> _WHAT YOU ARE ASKED TO DO_: Set every record down verbatim and omit the pictures.

> _DATA TO PROCESS_:
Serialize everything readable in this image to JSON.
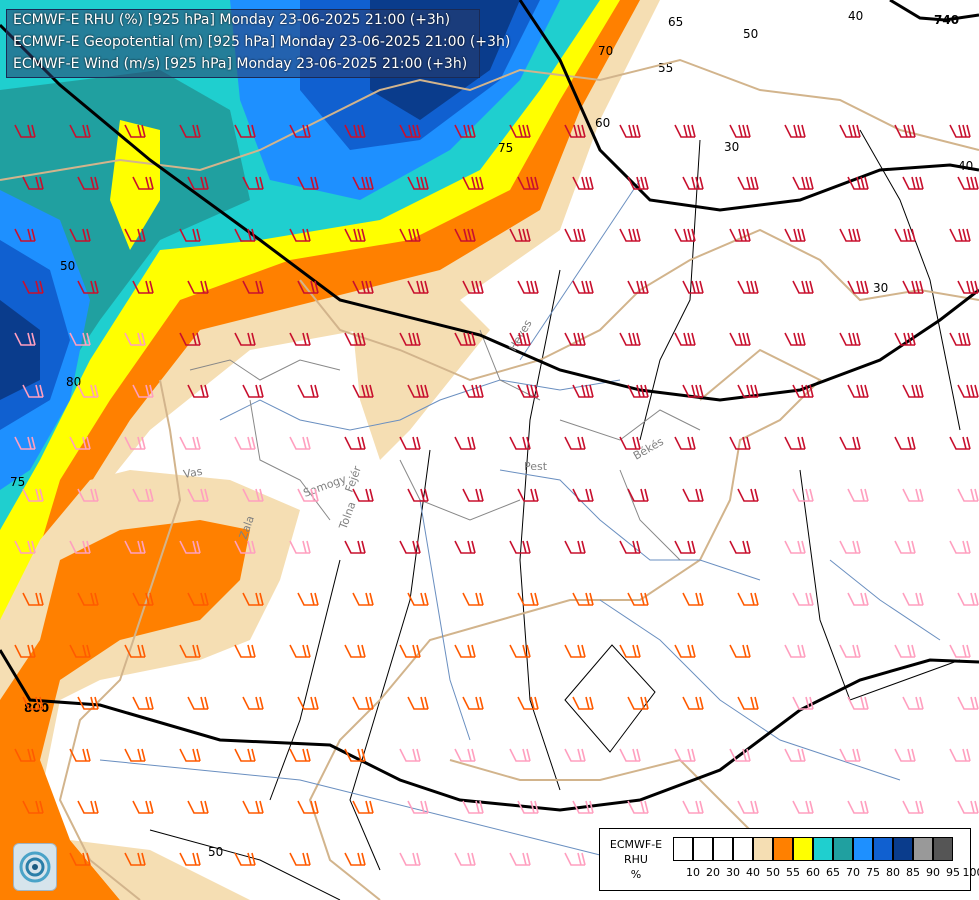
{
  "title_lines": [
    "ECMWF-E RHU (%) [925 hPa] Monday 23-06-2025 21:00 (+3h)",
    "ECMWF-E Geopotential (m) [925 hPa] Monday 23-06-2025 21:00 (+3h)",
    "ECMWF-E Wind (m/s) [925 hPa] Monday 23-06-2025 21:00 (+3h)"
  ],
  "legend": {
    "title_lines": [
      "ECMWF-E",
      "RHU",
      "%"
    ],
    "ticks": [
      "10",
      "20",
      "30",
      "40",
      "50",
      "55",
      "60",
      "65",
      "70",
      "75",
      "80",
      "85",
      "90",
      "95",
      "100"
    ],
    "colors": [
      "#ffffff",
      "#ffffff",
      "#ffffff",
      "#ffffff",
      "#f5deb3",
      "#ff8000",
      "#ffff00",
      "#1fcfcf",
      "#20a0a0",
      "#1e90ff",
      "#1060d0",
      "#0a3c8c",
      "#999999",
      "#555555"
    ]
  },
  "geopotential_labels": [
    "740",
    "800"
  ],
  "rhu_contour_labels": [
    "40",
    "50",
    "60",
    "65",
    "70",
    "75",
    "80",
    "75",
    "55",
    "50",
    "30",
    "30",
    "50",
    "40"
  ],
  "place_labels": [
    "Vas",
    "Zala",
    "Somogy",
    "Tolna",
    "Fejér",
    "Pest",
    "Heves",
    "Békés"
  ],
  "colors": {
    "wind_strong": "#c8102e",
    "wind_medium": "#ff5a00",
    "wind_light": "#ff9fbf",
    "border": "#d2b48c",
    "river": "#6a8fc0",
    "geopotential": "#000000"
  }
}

> _COMPLETED EXERCISE_:
Serialize everything readable in this image to JSON.
{
  "title_lines": [
    "ECMWF-E RHU (%) [925 hPa] Monday 23-06-2025 21:00 (+3h)",
    "ECMWF-E Geopotential (m) [925 hPa] Monday 23-06-2025 21:00 (+3h)",
    "ECMWF-E Wind (m/s) [925 hPa] Monday 23-06-2025 21:00 (+3h)"
  ],
  "legend": {
    "title_lines": [
      "ECMWF-E",
      "RHU",
      "%"
    ],
    "ticks": [
      "10",
      "20",
      "30",
      "40",
      "50",
      "55",
      "60",
      "65",
      "70",
      "75",
      "80",
      "85",
      "90",
      "95",
      "100"
    ],
    "colors": [
      "#ffffff",
      "#ffffff",
      "#ffffff",
      "#ffffff",
      "#f5deb3",
      "#ff8000",
      "#ffff00",
      "#1fcfcf",
      "#20a0a0",
      "#1e90ff",
      "#1060d0",
      "#0a3c8c",
      "#999999",
      "#555555"
    ]
  },
  "geopotential_labels": [
    "740",
    "800"
  ],
  "rhu_contour_labels": [
    "40",
    "50",
    "60",
    "65",
    "70",
    "75",
    "80",
    "75",
    "55",
    "50",
    "30",
    "30",
    "50",
    "40"
  ],
  "place_labels": [
    "Vas",
    "Zala",
    "Somogy",
    "Tolna",
    "Fejér",
    "Pest",
    "Heves",
    "Békés"
  ],
  "colors": {
    "wind_strong": "#c8102e",
    "wind_medium": "#ff5a00",
    "wind_light": "#ff9fbf",
    "border": "#d2b48c",
    "river": "#6a8fc0",
    "geopotential": "#000000"
  }
}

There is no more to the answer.